THE TASK
Write out the full set of records below exactly.

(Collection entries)
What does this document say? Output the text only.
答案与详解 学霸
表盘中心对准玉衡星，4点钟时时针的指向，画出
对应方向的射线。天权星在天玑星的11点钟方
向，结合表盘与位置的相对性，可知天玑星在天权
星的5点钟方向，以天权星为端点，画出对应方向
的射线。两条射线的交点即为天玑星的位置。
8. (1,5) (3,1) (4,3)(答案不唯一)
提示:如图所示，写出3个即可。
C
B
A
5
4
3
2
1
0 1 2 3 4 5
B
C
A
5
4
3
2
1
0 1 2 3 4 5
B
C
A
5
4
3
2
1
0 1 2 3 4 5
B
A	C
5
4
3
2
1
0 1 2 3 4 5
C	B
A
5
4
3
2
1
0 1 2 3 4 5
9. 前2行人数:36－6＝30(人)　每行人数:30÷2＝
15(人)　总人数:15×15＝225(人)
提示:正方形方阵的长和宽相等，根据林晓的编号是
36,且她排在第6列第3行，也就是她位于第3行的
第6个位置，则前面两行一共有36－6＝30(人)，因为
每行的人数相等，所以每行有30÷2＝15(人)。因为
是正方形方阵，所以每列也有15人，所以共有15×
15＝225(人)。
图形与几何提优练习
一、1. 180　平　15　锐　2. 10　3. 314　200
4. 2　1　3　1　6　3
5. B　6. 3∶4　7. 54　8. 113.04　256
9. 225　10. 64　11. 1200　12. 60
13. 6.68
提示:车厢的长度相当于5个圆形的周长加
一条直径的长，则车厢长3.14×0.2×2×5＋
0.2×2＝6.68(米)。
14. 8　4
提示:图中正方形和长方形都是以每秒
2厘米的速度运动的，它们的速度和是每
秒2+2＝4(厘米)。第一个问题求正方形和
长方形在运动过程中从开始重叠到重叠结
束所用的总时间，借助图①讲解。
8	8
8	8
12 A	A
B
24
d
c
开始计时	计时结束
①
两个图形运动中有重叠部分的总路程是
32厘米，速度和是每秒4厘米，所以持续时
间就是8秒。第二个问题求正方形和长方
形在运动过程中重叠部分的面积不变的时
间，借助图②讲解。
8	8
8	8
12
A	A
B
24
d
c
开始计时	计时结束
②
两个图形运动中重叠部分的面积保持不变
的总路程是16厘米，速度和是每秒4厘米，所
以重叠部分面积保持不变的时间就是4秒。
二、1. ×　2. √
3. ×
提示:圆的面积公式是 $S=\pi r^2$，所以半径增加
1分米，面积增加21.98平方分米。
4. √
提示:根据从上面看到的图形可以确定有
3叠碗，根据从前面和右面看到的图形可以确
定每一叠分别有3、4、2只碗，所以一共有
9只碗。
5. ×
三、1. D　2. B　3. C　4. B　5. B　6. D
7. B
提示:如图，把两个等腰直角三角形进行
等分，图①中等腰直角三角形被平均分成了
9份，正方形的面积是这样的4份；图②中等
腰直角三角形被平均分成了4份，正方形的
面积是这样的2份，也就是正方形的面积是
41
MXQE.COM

FINAL RESULT
What does this document say? Output the text only.
答案与详解 学霸
表盘中心对准玉衡星，4点钟时时针的指向，画出
对应方向的射线。天权星在天玑星的11点钟方
向，结合表盘与位置的相对性，可知天玑星在天权
星的5点钟方向，以天权星为端点，画出对应方向
的射线。两条射线的交点即为天玑星的位置。
8. (1,5) (3,1) (4,3)(答案不唯一)
提示:如图所示，写出3个即可。
C
B
A
5
4
3
2
1
0 1 2 3 4 5
B
C
A
5
4
3
2
1
0 1 2 3 4 5
B
C
A
5
4
3
2
1
0 1 2 3 4 5
B
A	C
5
4
3
2
1
0 1 2 3 4 5
C	B
A
5
4
3
2
1
0 1 2 3 4 5
9. 前2行人数:36－6＝30(人)　每行人数:30÷2＝
15(人)　总人数:15×15＝225(人)
提示:正方形方阵的长和宽相等，根据林晓的编号是
36,且她排在第6列第3行，也就是她位于第3行的
第6个位置，则前面两行一共有36－6＝30(人)，因为
每行的人数相等，所以每行有30÷2＝15(人)。因为
是正方形方阵，所以每列也有15人，所以共有15×
15＝225(人)。
图形与几何提优练习
一、1. 180　平　15　锐　2. 10　3. 314　200
4. 2　1　3　1　6　3
5. B　6. 3∶4　7. 54　8. 113.04　256
9. 225　10. 64　11. 1200　12. 60
13. 6.68
提示:车厢的长度相当于5个圆形的周长加
一条直径的长，则车厢长3.14×0.2×2×5＋
0.2×2＝6.68(米)。
14. 8　4
提示:图中正方形和长方形都是以每秒
2厘米的速度运动的，它们的速度和是每
秒2+2＝4(厘米)。第一个问题求正方形和
长方形在运动过程中从开始重叠到重叠结
束所用的总时间，借助图①讲解。
8	8
8	8
12 A	A
B
24
d
c
开始计时	计时结束
①
两个图形运动中有重叠部分的总路程是
32厘米，速度和是每秒4厘米，所以持续时
间就是8秒。第二个问题求正方形和长方
形在运动过程中重叠部分的面积不变的时
间，借助图②讲解。
8	8
8	8
12
A	A
B
24
d
c
开始计时	计时结束
②
两个图形运动中重叠部分的面积保持不变
的总路程是16厘米，速度和是每秒4厘米，所
以重叠部分面积保持不变的时间就是4秒。
二、1. ×　2. √
3. ×
提示:圆的面积公式是 $S=\pi r^2$，所以半径增加
1分米，面积增加21.98平方分米。
4. √
提示:根据从上面看到的图形可以确定有
3叠碗，根据从前面和右面看到的图形可以确
定每一叠分别有3、4、2只碗，所以一共有
9只碗。
5. ×
三、1. D　2. B　3. C　4. B　5. B　6. D
7. B
提示:如图，把两个等腰直角三角形进行
等分，图①中等腰直角三角形被平均分成了
9份，正方形的面积是这样的4份；图②中等
腰直角三角形被平均分成了4份，正方形的
面积是这样的2份，也就是正方形的面积是
41
MXQE.COM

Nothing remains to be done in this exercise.